Given task:
Rewrite the records below with every "УВ" changed to "углеводородов", keeping everything else the same.
----- Materials provided
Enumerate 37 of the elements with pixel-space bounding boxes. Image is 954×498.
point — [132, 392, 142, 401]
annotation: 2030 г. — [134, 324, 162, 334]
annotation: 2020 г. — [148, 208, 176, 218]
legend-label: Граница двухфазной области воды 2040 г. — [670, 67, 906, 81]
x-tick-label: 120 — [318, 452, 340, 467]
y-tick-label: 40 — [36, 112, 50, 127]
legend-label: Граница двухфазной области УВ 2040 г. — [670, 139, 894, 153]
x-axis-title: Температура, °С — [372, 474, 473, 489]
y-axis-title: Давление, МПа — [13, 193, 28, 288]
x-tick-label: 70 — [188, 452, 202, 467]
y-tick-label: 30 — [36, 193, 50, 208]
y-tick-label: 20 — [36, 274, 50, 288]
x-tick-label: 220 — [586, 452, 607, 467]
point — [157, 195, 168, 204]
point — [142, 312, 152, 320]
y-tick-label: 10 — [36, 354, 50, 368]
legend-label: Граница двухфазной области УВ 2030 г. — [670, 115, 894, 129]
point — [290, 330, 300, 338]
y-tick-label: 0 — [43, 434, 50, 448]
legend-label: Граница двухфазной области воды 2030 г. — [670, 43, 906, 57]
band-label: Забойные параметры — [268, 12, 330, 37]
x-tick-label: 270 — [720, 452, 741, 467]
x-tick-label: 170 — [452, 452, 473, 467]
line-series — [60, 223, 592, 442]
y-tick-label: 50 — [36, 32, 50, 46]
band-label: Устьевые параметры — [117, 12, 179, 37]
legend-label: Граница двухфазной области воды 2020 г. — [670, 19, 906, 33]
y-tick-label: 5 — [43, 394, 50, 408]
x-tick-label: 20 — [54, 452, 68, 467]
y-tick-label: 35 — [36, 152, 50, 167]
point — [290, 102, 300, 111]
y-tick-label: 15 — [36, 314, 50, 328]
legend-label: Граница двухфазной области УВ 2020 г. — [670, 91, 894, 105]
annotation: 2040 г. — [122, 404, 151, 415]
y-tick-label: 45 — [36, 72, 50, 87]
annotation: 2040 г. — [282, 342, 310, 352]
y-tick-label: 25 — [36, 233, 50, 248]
----------
Finished task:
Enumerate 37 of the elements with pixel-space bounding boxes. Image is 954×498.
point — [132, 392, 142, 401]
annotation: 2030 г. — [134, 324, 162, 334]
annotation: 2020 г. — [148, 208, 176, 218]
legend-label: Граница двухфазной области воды 2040 г. — [670, 67, 906, 81]
x-tick-label: 120 — [318, 452, 340, 467]
y-tick-label: 40 — [36, 112, 50, 127]
legend-label: Граница двухфазной области углеводородов 2040 г. — [670, 139, 894, 153]
x-axis-title: Температура, °С — [372, 474, 473, 489]
y-axis-title: Давление, МПа — [13, 193, 28, 288]
x-tick-label: 70 — [188, 452, 202, 467]
y-tick-label: 30 — [36, 193, 50, 208]
y-tick-label: 20 — [36, 274, 50, 288]
x-tick-label: 220 — [586, 452, 607, 467]
point — [157, 195, 168, 204]
point — [142, 312, 152, 320]
y-tick-label: 10 — [36, 354, 50, 368]
legend-label: Граница двухфазной области углеводородов 2030 г. — [670, 115, 894, 129]
point — [290, 330, 300, 338]
y-tick-label: 0 — [43, 434, 50, 448]
legend-label: Граница двухфазной области воды 2030 г. — [670, 43, 906, 57]
band-label: Забойные параметры — [268, 12, 330, 37]
x-tick-label: 270 — [720, 452, 741, 467]
x-tick-label: 170 — [452, 452, 473, 467]
line-series — [60, 223, 592, 442]
y-tick-label: 50 — [36, 32, 50, 46]
band-label: Устьевые параметры — [117, 12, 179, 37]
legend-label: Граница двухфазной области воды 2020 г. — [670, 19, 906, 33]
y-tick-label: 5 — [43, 394, 50, 408]
x-tick-label: 20 — [54, 452, 68, 467]
y-tick-label: 35 — [36, 152, 50, 167]
point — [290, 102, 300, 111]
y-tick-label: 15 — [36, 314, 50, 328]
legend-label: Граница двухфазной области углеводородов 2020 г. — [670, 91, 894, 105]
annotation: 2040 г. — [122, 404, 151, 415]
y-tick-label: 45 — [36, 72, 50, 87]
annotation: 2040 г. — [282, 342, 310, 352]
y-tick-label: 25 — [36, 233, 50, 248]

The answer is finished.